>> Begin

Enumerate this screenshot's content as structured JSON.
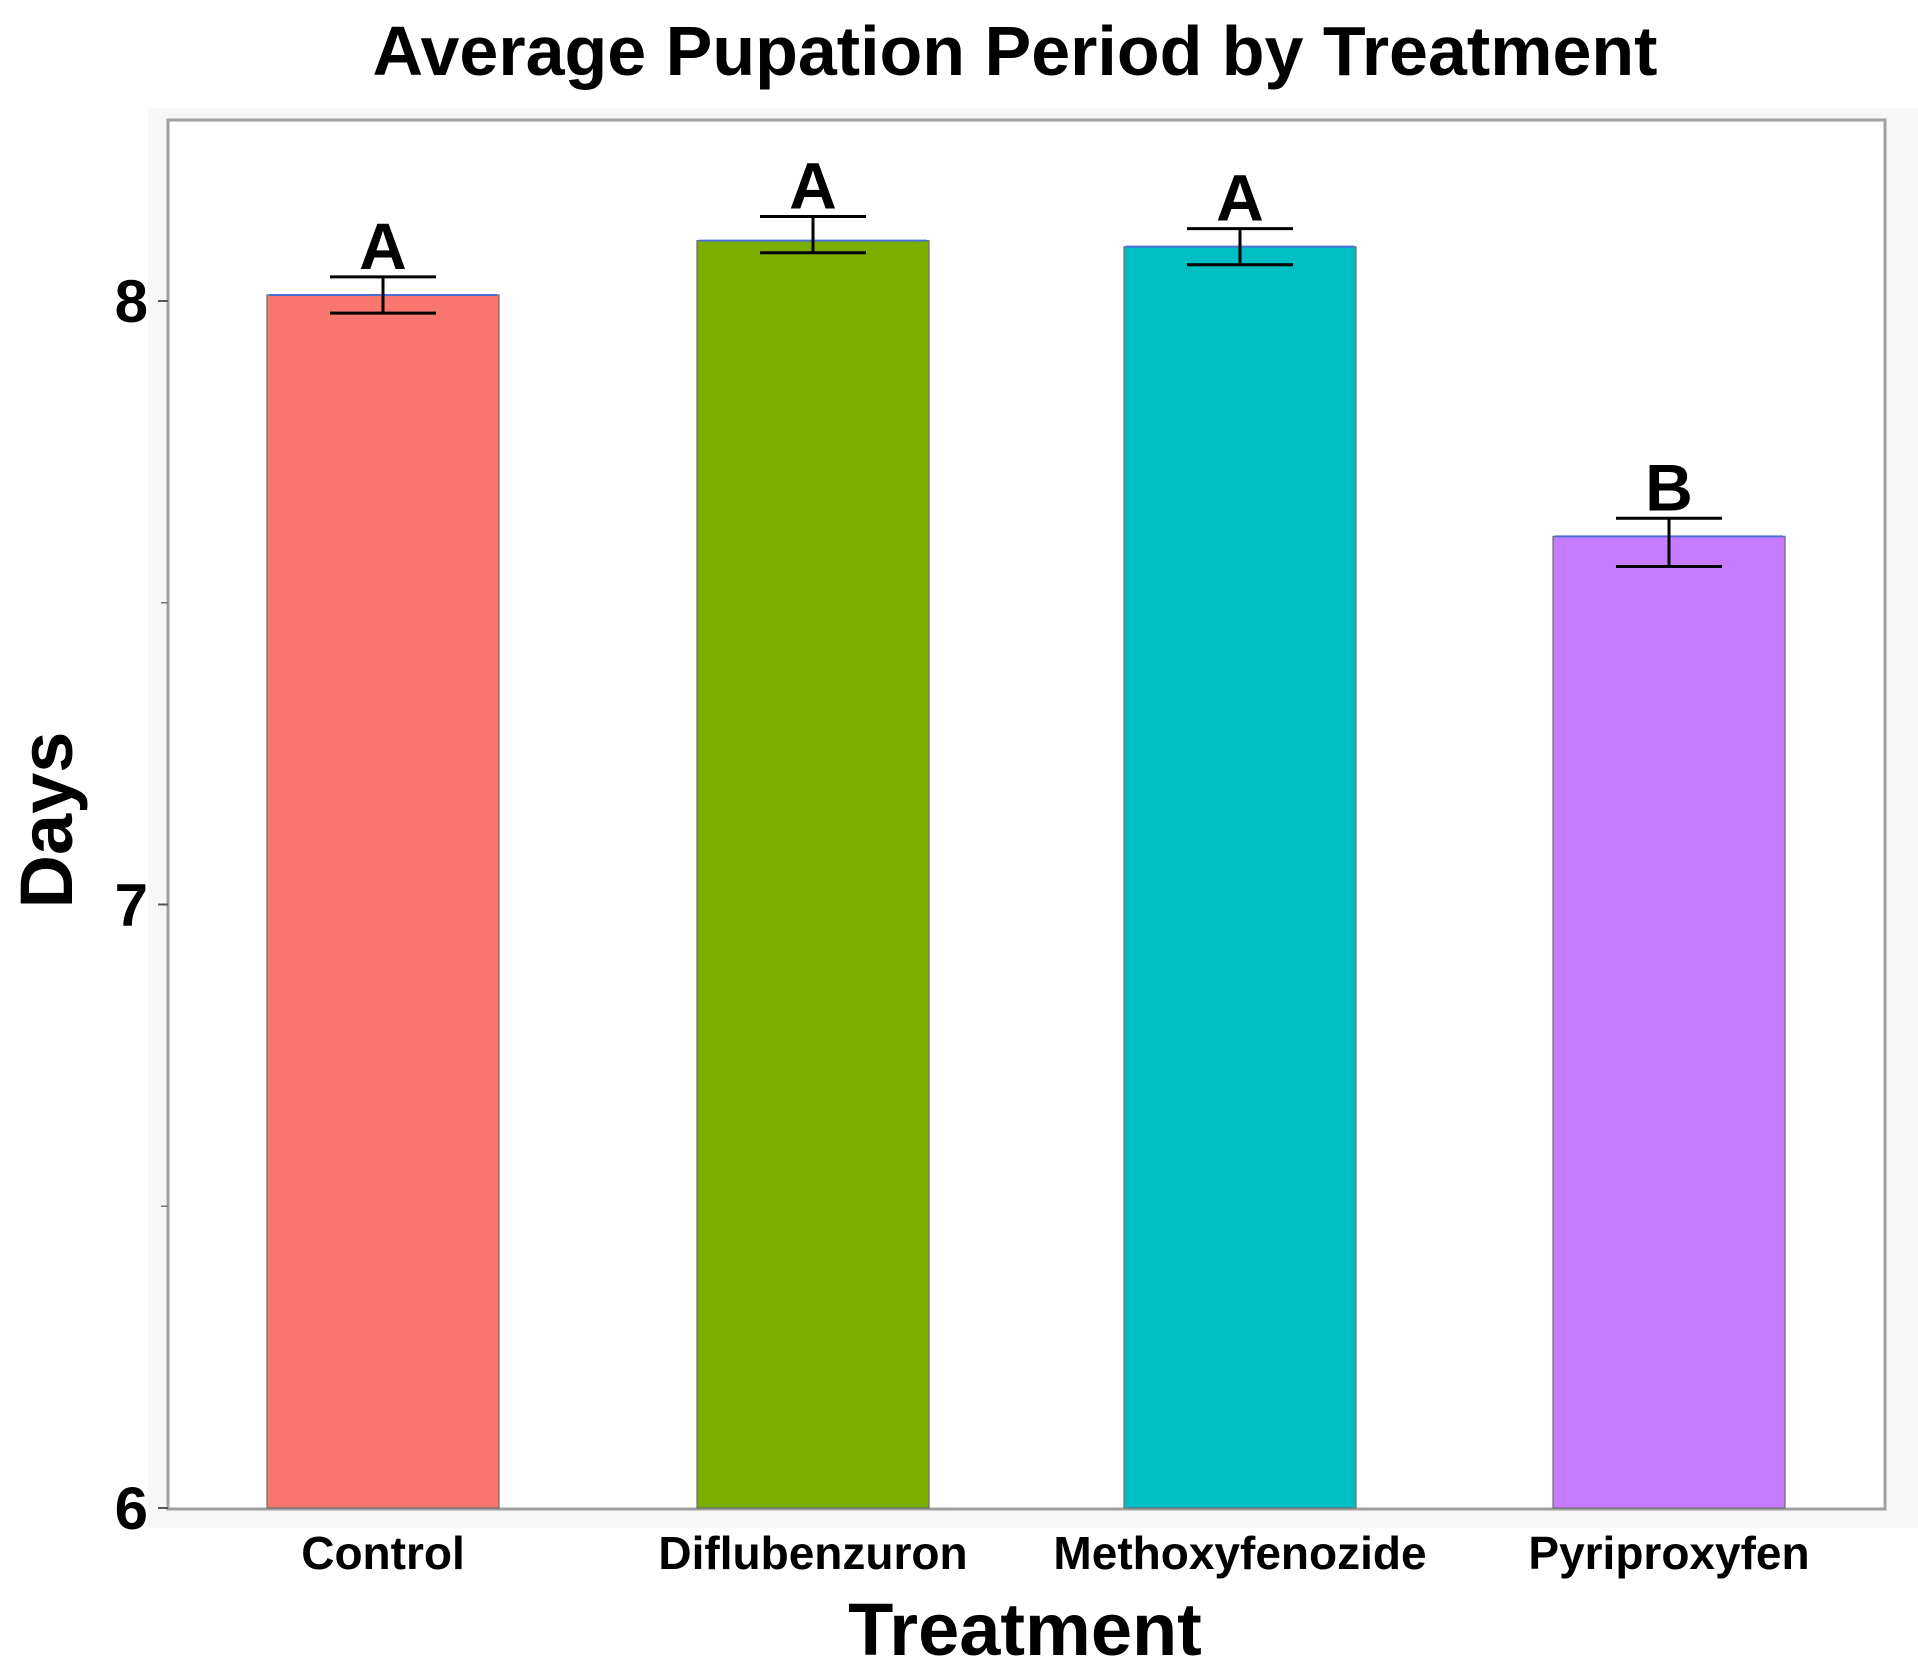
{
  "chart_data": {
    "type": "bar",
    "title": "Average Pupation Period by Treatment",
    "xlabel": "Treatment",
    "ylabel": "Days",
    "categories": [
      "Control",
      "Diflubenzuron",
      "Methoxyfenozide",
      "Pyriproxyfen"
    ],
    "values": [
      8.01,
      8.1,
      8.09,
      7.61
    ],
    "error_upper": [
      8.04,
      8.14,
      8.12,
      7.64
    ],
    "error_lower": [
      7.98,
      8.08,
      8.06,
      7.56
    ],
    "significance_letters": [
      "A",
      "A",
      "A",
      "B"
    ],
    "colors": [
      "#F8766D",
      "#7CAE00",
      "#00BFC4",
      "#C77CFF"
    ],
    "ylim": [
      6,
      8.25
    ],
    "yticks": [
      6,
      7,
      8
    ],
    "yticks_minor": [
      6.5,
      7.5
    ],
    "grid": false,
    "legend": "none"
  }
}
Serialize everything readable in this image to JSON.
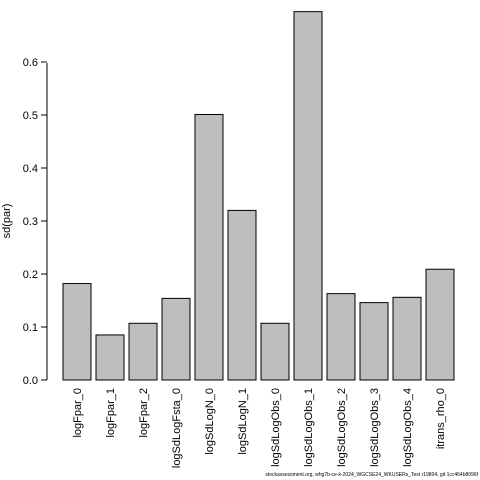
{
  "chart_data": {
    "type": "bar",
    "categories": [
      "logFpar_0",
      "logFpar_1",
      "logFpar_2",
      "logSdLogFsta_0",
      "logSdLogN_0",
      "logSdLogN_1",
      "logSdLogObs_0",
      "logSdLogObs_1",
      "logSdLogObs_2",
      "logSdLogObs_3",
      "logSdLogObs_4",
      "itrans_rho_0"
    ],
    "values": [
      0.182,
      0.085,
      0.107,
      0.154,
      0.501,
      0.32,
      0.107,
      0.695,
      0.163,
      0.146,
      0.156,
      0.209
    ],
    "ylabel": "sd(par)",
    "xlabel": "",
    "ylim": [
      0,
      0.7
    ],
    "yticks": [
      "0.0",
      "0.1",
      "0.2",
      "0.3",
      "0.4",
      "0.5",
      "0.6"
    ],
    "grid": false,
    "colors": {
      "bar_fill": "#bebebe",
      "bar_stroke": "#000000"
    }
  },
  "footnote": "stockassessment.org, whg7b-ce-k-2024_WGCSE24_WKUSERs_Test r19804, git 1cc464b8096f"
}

>> End

* [Problem to solve]: Make an exact copy of all entries above, dropping the images.

* [Task response]:
Enumerate this screenshot's content as structured JSON.
{
  "chart_data": {
    "type": "bar",
    "title": "Average Pupation Period by Treatment",
    "xlabel": "Treatment",
    "ylabel": "Days",
    "categories": [
      "Control",
      "Diflubenzuron",
      "Methoxyfenozide",
      "Pyriproxyfen"
    ],
    "values": [
      8.01,
      8.1,
      8.09,
      7.61
    ],
    "error_upper": [
      8.04,
      8.14,
      8.12,
      7.64
    ],
    "error_lower": [
      7.98,
      8.08,
      8.06,
      7.56
    ],
    "significance_letters": [
      "A",
      "A",
      "A",
      "B"
    ],
    "colors": [
      "#F8766D",
      "#7CAE00",
      "#00BFC4",
      "#C77CFF"
    ],
    "ylim": [
      6,
      8.25
    ],
    "yticks": [
      6,
      7,
      8
    ],
    "yticks_minor": [
      6.5,
      7.5
    ],
    "grid": false,
    "legend": "none"
  }
}
Serialize everything readable in this image to JSON.
{
  "chart_data": {
    "type": "bar",
    "categories": [
      "logFpar_0",
      "logFpar_1",
      "logFpar_2",
      "logSdLogFsta_0",
      "logSdLogN_0",
      "logSdLogN_1",
      "logSdLogObs_0",
      "logSdLogObs_1",
      "logSdLogObs_2",
      "logSdLogObs_3",
      "logSdLogObs_4",
      "itrans_rho_0"
    ],
    "values": [
      0.182,
      0.085,
      0.107,
      0.154,
      0.501,
      0.32,
      0.107,
      0.695,
      0.163,
      0.146,
      0.156,
      0.209
    ],
    "ylabel": "sd(par)",
    "xlabel": "",
    "ylim": [
      0,
      0.7
    ],
    "yticks": [
      "0.0",
      "0.1",
      "0.2",
      "0.3",
      "0.4",
      "0.5",
      "0.6"
    ],
    "grid": false,
    "colors": {
      "bar_fill": "#bebebe",
      "bar_stroke": "#000000"
    }
  },
  "footnote": "stockassessment.org, whg7b-ce-k-2024_WGCSE24_WKUSERs_Test r19804, git 1cc464b8096f"
}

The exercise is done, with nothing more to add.